[PROBLEMS TO WORK ON]:
1. According to the blog post about The Whale, which everyday activities does the man in the movie struggle to do? List them all.
2. Carry on writing the blog post about The Whale from the point where it stops.

The Whale; The perfect example of my living hell.


This year, Andrea and I managed to watch almost all of the Academy Award Nominated movies. There was one movie that I really didn’t know how I would feel about when I watched it, and that was The Whale. I knew that I was excited to watch it because of Brendan Fraser, having heard that he was absolutely amazing in it. But I was also nervous to watch it because of the subject matter.

For those who don’t know, this movie focuses on someone who is a recluse. He is extremely obese and struggles to live out his daily life, having difficulty standing, walking, showering, bathing, etc. Many things that most people just take for granted. He works from home and never shows himself on camera. He only interacts with a select few people in person.

I want you to know two things up front about my feelings for this movie.

I loved it, and I hated it.

It is a remarkable movie in that it captured a lot of the emotions I have felt in my life from before I lost 250+ pounds, to even now with some of the emotions I still have regarding my weight and my body.

This movie portrays a life I once lived. I was over 500 pounds, I rarely saw people or friends much of my days, and honestly I had a difficult time standing up, walking, exercise of any kind, and even laying down or rolling over in bed was troublesome and took way more effort than it should have. People always told me phrases like “you carry the weight well”. Well I certainly did carry it, but those platitudes only served to remind me that people were constantly evaluating my body, as if I needed reminders.

Every single time I sat down in any chair, I needed to perform a structural analysis of it to make sure that I could sit on it without breaking it entirely. I have definitely broken many chairs in my lifetime just from sitting gingerly upon it for a short time, even while trying to hold most of my weight on my legs instead of the chair itself. I was never comfortable, I could never relax, and I most definitely could never plop myself down anywhere – that would easily be asking for trouble.

I have even broken a solid wood picnic table before. Just my fat self and I trying to read a book and have a pleasant conversation with someone nearby. Suddenly the whole thing collapsing under my weight and I am forced to live out the sheer embarrassment of that moment.

Items from a dataset
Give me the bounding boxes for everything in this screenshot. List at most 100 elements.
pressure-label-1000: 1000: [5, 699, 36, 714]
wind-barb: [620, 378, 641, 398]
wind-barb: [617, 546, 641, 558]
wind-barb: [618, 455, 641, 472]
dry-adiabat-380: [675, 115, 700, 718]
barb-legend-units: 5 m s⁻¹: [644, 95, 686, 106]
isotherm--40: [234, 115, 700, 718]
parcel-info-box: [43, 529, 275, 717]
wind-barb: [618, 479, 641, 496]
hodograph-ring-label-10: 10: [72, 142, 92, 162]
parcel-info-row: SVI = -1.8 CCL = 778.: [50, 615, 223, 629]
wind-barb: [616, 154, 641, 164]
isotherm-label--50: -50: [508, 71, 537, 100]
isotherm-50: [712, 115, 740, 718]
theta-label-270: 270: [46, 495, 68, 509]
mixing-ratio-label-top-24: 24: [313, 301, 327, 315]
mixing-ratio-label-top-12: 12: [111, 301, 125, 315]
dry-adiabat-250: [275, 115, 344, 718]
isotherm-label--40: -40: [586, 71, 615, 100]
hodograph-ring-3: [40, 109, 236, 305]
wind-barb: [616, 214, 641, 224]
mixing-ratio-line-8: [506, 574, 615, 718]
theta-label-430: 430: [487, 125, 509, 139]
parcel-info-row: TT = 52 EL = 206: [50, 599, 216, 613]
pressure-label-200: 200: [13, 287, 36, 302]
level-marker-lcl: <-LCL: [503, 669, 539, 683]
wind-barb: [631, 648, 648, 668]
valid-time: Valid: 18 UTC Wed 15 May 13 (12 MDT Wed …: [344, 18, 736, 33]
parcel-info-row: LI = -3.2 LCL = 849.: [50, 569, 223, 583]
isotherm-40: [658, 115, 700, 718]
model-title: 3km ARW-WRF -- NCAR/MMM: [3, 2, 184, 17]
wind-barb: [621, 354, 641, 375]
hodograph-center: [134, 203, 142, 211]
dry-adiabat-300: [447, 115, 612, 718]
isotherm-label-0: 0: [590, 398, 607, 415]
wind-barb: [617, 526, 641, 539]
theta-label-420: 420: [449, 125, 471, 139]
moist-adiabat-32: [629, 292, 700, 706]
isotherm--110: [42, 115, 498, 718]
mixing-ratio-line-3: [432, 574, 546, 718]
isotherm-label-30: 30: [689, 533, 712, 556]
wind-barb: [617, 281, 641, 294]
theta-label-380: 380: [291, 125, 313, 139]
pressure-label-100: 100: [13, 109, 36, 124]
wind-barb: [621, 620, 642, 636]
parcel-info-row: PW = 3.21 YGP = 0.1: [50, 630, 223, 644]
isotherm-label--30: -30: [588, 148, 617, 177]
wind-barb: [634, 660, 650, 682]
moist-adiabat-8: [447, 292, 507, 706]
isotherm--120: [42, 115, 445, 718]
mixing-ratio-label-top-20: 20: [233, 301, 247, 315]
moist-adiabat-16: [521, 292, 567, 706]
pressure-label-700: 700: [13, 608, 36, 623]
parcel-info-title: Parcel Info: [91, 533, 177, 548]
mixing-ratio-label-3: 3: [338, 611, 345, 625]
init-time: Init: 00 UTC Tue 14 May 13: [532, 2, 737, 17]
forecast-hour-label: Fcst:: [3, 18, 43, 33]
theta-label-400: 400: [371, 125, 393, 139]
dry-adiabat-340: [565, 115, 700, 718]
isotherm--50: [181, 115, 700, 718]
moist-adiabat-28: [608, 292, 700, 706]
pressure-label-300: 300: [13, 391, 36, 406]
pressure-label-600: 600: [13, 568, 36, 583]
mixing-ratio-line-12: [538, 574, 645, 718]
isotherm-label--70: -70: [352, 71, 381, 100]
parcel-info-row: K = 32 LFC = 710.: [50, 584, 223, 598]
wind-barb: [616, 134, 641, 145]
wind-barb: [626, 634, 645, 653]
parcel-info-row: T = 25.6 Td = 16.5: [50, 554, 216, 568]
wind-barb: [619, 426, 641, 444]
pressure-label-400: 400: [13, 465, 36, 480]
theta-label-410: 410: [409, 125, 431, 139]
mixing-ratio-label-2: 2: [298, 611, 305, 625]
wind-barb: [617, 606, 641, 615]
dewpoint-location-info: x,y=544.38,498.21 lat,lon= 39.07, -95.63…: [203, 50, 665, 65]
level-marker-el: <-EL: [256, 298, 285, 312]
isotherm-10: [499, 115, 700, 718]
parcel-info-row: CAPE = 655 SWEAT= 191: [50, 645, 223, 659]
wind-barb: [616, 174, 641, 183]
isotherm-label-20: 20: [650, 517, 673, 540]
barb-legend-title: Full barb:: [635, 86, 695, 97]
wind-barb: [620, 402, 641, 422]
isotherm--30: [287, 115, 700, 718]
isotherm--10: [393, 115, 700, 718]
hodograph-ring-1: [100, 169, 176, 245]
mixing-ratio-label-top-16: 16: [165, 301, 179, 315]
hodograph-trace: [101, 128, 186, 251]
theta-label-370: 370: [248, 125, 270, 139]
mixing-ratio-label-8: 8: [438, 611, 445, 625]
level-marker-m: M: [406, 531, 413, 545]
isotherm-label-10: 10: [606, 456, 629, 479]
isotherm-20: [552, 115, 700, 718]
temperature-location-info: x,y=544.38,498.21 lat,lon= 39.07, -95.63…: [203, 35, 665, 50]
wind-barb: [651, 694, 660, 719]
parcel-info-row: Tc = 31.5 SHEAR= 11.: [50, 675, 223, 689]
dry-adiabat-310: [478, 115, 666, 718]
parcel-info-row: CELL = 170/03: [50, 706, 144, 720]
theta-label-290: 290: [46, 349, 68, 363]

[ANSWERS FOR THIS EXERCISE]:
1. Standing, walking, showering, and bathing.

2.
In the movie, this is his reality too, and I feel it. I feel every last bit of it.

I am glad I don’t live that too often anymore, as I have lost a lot of weight and am able to sit down without too much thought of the structure and material of the seat beneath me.

But there’s something he lives out during this movie that I still deal with every single day of my life.

The mental aspect.

I am still fat, I know I am. I work out regularly. I do cardio, weight training, weekly barre class, count my calories (except on weekends) and honestly I feel like I am in the best physical shape of my life. I still get winded as I certainly am not in “good” shape. But I have more muscle than I ever did. I recover faster, I tackle harder things, and I see my shape changing slowly as more fat turns into muscle (ever so excruciatingly slowly).

But I am still fat, and people still stare at me. I see it every time I go anywhere. I see people analyze my body and they always stare at the same places. I see it every day I am in public around strangers. They always stare, and I always feel horrible about myself. They don’t know what I used to look like, they don’t know that I exercise regularly at the gym 3-4 days a week. They don’t see my life. But they do see my fat.

Another thing that I experience that is mental and honestly so much worse is the sheer desire to eat, and overeat. In the movie, he eats an extreme amount of food on a regular day, which I have been known to do in the past (thankfully the stomach has indeed shrunk along with my body and it’s physically impossible for me to eat what I used to….I often now share a meal at a restaurant with my wife and it’s more than enough.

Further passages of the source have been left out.